- **Your instructions**
Check each line of the entries below for the string "thông"; copy every line where it appears.

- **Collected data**

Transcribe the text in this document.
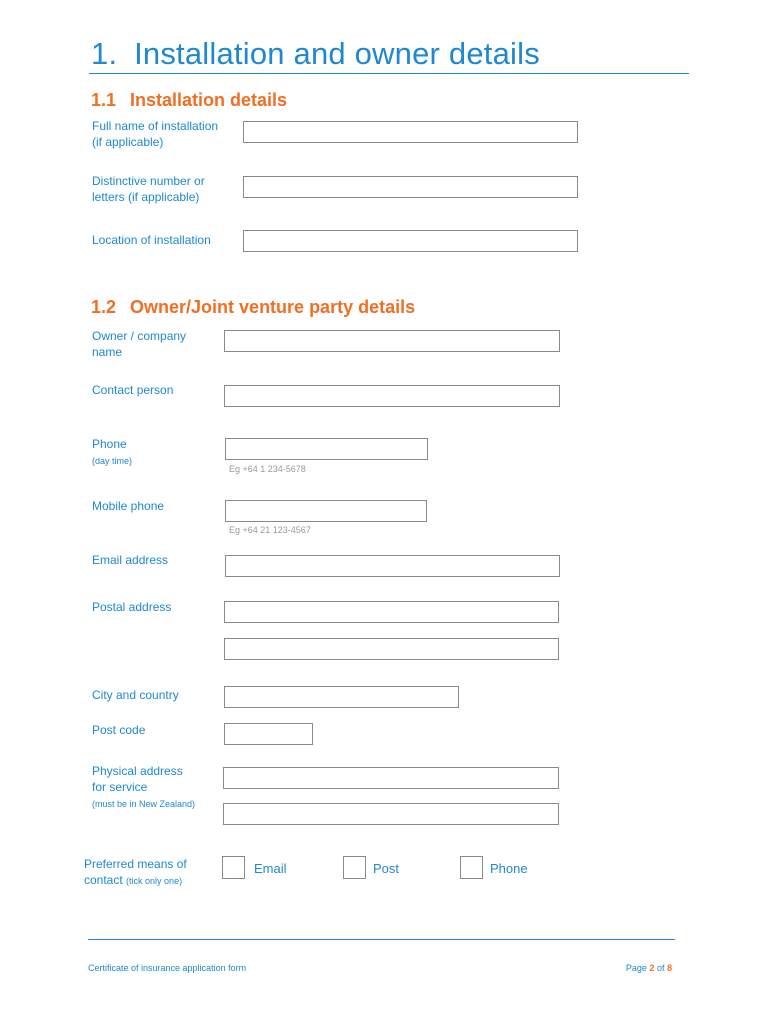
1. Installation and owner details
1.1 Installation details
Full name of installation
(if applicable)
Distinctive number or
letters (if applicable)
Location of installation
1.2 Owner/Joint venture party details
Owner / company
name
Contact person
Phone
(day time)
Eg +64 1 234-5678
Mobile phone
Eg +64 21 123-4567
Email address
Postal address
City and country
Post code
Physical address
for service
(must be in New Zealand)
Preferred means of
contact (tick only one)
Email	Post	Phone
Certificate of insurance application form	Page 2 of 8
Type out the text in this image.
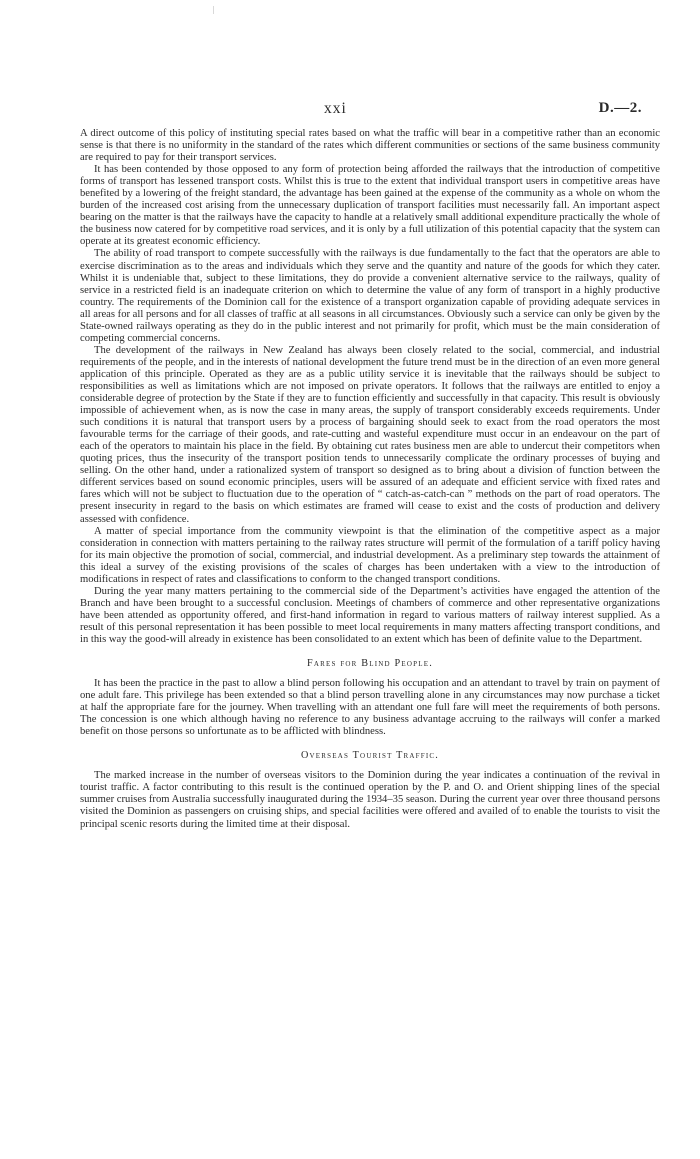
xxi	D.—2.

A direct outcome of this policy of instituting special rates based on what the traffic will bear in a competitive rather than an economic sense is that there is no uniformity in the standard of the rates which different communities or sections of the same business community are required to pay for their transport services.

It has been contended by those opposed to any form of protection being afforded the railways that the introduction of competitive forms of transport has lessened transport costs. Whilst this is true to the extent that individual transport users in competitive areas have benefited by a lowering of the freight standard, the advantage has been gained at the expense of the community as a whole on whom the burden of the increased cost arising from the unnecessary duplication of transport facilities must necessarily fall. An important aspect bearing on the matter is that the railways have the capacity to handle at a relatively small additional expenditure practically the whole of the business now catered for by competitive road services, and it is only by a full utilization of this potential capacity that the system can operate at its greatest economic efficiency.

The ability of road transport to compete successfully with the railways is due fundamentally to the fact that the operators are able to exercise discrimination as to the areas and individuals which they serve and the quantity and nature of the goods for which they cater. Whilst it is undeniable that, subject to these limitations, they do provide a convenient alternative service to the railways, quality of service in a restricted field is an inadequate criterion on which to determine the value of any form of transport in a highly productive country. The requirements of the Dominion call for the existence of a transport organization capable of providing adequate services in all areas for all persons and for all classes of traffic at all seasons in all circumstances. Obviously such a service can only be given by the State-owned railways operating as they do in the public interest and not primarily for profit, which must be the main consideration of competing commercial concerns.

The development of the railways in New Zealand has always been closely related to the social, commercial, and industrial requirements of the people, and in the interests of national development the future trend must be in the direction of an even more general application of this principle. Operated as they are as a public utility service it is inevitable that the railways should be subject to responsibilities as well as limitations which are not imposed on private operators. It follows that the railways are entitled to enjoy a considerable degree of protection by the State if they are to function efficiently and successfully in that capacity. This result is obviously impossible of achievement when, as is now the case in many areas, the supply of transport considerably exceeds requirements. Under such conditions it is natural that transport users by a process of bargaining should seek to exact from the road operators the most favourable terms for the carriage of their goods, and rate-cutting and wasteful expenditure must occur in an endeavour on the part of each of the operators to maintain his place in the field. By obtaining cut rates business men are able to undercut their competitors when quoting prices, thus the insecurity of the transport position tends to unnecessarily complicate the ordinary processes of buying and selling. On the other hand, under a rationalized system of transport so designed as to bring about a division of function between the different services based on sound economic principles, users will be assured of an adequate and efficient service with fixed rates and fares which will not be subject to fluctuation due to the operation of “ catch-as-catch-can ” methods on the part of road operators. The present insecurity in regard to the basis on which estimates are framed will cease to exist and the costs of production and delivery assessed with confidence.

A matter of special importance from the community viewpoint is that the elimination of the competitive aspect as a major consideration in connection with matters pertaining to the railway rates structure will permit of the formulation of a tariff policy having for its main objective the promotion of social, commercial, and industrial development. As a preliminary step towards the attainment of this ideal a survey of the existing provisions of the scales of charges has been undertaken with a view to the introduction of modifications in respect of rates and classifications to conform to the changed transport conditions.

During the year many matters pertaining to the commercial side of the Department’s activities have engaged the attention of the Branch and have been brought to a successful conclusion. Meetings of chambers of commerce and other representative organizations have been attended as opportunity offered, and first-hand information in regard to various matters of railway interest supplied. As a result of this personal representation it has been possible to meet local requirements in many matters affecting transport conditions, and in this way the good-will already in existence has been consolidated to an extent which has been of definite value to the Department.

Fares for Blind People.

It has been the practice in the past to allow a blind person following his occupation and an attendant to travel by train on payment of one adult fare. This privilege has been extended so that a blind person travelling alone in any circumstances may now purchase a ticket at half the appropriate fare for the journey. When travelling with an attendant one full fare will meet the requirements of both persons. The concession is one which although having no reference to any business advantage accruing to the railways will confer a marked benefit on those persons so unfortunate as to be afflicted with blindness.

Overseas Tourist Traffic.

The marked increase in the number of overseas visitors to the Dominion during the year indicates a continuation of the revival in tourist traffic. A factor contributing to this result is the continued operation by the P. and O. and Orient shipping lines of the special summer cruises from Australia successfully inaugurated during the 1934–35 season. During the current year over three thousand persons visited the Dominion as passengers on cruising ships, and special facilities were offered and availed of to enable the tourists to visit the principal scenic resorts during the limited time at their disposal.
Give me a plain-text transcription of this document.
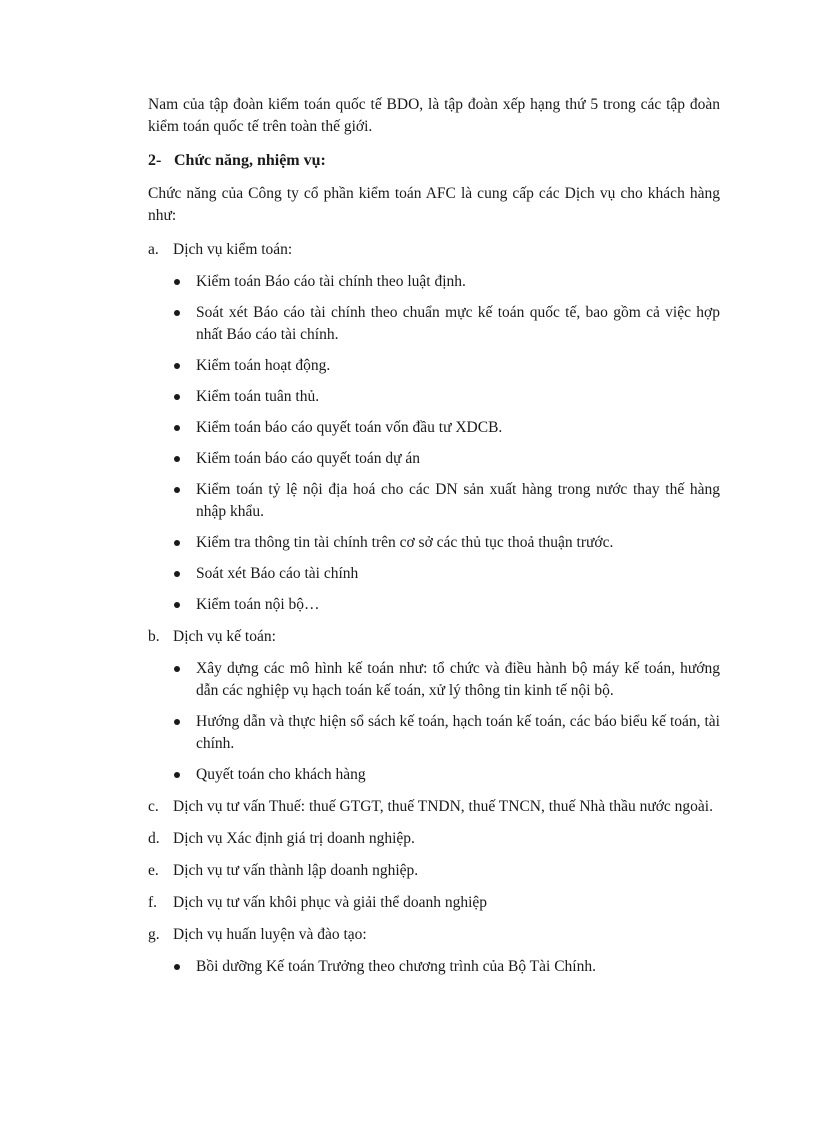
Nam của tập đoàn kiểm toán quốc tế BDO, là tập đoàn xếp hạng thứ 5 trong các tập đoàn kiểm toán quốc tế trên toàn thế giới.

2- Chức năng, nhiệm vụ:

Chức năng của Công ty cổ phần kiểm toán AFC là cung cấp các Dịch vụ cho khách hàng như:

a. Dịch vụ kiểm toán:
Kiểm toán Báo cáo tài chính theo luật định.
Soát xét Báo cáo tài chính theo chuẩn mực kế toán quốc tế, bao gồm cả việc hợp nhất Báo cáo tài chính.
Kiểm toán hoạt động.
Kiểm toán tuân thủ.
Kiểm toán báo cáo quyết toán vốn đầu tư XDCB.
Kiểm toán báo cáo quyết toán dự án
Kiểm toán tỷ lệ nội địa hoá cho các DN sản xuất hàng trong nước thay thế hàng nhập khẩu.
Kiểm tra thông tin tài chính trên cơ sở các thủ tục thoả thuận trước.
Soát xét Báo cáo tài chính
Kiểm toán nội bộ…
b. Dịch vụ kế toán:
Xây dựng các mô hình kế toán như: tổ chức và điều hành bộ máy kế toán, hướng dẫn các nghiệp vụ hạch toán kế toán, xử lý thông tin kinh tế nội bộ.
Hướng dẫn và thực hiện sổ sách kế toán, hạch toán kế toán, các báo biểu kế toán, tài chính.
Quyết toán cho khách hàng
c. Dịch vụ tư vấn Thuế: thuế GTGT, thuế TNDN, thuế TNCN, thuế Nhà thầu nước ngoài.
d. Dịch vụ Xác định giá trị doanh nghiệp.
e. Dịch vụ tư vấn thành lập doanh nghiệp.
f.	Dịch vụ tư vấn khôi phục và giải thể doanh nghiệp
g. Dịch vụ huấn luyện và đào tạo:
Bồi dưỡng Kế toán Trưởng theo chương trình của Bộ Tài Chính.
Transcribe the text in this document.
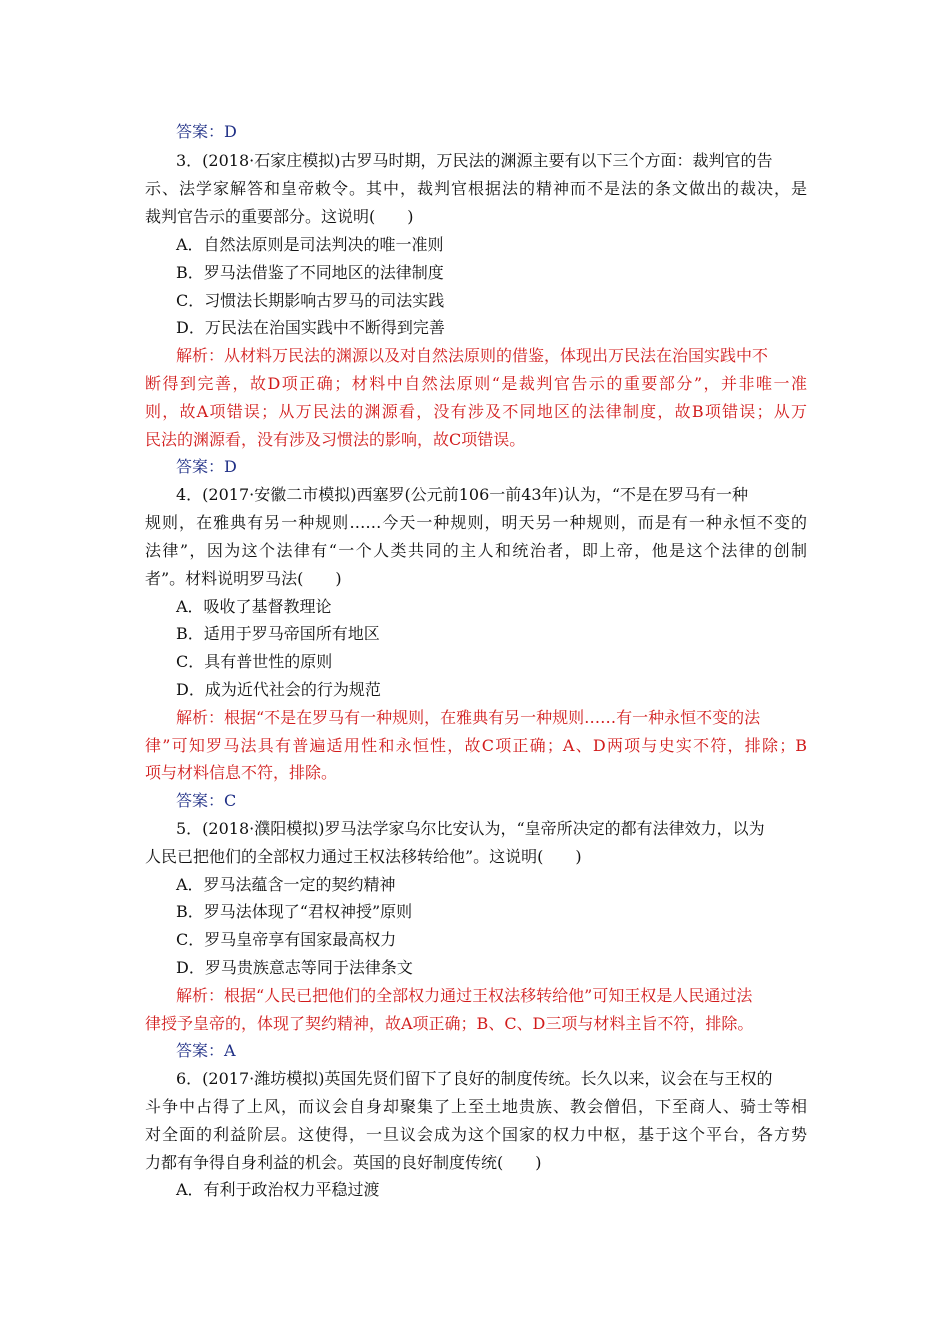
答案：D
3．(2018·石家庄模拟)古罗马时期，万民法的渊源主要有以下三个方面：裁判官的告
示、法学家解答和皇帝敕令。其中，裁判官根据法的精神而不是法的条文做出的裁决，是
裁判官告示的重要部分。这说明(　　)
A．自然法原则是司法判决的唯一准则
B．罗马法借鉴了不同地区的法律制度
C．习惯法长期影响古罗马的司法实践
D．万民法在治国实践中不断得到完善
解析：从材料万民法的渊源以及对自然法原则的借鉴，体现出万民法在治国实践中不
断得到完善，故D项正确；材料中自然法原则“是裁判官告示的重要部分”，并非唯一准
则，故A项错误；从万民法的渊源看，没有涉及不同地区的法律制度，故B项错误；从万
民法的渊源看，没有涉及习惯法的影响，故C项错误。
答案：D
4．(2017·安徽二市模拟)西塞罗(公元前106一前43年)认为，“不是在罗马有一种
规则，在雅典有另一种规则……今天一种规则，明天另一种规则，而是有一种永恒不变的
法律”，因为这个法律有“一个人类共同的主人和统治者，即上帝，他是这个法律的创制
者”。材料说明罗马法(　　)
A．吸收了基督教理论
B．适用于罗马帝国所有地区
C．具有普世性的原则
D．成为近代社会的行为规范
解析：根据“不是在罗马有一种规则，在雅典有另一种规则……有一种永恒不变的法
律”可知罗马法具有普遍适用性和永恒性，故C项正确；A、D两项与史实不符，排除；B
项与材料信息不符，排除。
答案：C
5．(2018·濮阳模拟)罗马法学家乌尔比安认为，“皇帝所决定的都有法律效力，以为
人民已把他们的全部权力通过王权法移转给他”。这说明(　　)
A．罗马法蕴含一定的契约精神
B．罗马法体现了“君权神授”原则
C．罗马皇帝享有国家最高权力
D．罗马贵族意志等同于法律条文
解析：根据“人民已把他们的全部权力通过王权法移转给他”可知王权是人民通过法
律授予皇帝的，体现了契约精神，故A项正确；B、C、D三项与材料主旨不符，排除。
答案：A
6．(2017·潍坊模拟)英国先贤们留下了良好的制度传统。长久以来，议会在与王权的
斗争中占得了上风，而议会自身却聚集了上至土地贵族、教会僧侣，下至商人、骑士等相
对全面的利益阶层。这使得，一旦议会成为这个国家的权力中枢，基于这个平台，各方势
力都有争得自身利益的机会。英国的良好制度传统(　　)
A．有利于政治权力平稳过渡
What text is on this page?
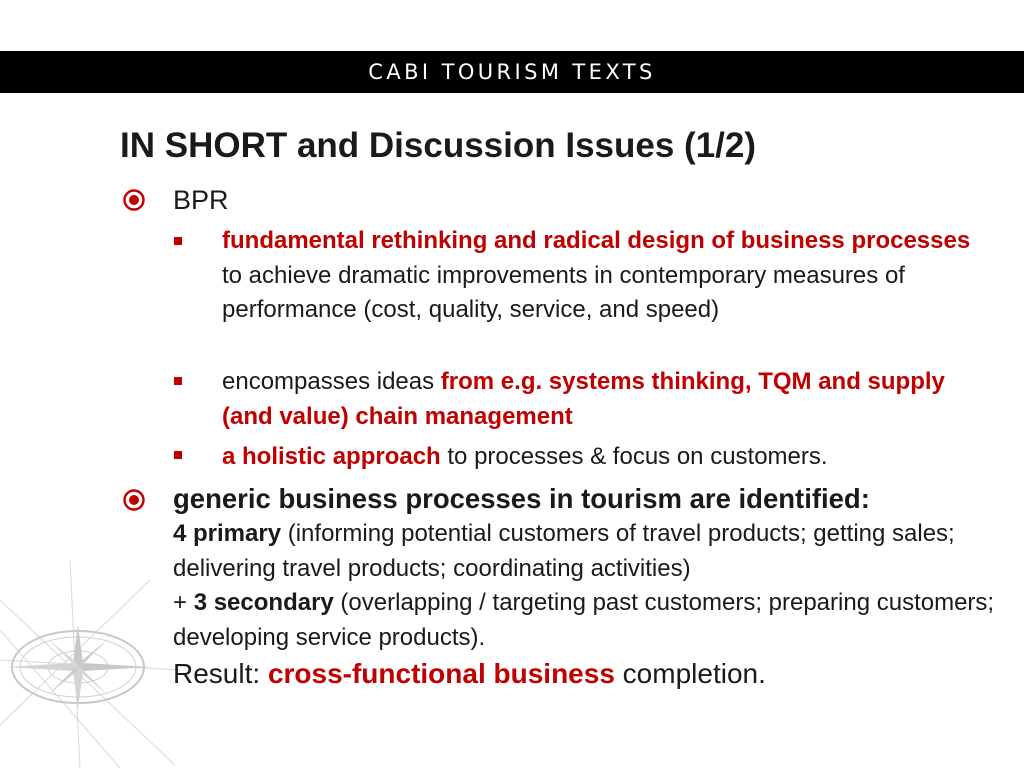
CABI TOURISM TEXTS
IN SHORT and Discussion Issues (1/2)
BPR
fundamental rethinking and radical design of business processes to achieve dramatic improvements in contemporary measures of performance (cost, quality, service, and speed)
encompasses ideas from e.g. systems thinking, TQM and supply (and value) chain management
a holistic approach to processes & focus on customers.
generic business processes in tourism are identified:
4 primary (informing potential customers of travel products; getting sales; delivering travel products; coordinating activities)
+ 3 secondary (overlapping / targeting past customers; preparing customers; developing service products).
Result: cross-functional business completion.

- **The output**
Kiểm tra thông tin tài chính trên cơ sở các thủ tục thoả thuận trước.
Xây dựng các mô hình kế toán như: tổ chức và điều hành bộ máy kế toán, hướng dẫn các nghiệp vụ hạch toán kế toán, xử lý thông tin kinh tế nội bộ.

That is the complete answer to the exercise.